'''
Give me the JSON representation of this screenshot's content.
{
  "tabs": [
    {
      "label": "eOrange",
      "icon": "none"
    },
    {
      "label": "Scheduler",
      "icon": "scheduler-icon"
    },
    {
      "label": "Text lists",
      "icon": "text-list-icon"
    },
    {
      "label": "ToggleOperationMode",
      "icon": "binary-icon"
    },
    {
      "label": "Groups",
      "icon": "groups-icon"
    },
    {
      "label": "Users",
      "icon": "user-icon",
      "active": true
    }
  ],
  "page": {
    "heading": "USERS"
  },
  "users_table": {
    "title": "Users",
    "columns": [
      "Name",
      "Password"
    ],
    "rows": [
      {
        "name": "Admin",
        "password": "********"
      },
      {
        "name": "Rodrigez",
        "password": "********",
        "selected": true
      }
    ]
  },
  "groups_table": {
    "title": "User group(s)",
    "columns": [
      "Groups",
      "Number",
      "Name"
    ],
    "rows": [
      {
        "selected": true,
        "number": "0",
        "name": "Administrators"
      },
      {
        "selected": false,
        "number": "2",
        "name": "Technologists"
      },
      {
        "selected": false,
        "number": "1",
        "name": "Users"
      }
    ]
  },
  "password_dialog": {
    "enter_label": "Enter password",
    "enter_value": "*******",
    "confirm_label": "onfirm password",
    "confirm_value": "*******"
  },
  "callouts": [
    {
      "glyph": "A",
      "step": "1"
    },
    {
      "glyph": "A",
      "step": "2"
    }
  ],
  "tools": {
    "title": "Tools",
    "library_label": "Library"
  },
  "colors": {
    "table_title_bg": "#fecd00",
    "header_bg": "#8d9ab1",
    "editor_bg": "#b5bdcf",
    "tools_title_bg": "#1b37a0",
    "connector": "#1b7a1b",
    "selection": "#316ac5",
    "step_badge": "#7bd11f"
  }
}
'''
[WRITTEN REQUEST] Print the material above once more, exactly.

[SOLUTION TO THE PROBLEM]
Give me the JSON representation of this screenshot's content.
{
  "tabs": [
    {
      "label": "eOrange",
      "icon": "none"
    },
    {
      "label": "Scheduler",
      "icon": "scheduler-icon"
    },
    {
      "label": "Text lists",
      "icon": "text-list-icon"
    },
    {
      "label": "ToggleOperationMode",
      "icon": "binary-icon"
    },
    {
      "label": "Groups",
      "icon": "groups-icon"
    },
    {
      "label": "Users",
      "icon": "user-icon",
      "active": true
    }
  ],
  "page": {
    "heading": "USERS"
  },
  "users_table": {
    "title": "Users",
    "columns": [
      "Name",
      "Password"
    ],
    "rows": [
      {
        "name": "Admin",
        "password": "********"
      },
      {
        "name": "Rodrigez",
        "password": "********",
        "selected": true
      }
    ]
  },
  "groups_table": {
    "title": "User group(s)",
    "columns": [
      "Groups",
      "Number",
      "Name"
    ],
    "rows": [
      {
        "selected": true,
        "number": "0",
        "name": "Administrators"
      },
      {
        "selected": false,
        "number": "2",
        "name": "Technologists"
      },
      {
        "selected": false,
        "number": "1",
        "name": "Users"
      }
    ]
  },
  "password_dialog": {
    "enter_label": "Enter password",
    "enter_value": "*******",
    "confirm_label": "onfirm password",
    "confirm_value": "*******"
  },
  "callouts": [
    {
      "glyph": "A",
      "step": "1"
    },
    {
      "glyph": "A",
      "step": "2"
    }
  ],
  "tools": {
    "title": "Tools",
    "library_label": "Library"
  },
  "colors": {
    "table_title_bg": "#fecd00",
    "header_bg": "#8d9ab1",
    "editor_bg": "#b5bdcf",
    "tools_title_bg": "#1b37a0",
    "connector": "#1b7a1b",
    "selection": "#316ac5",
    "step_badge": "#7bd11f"
  }
}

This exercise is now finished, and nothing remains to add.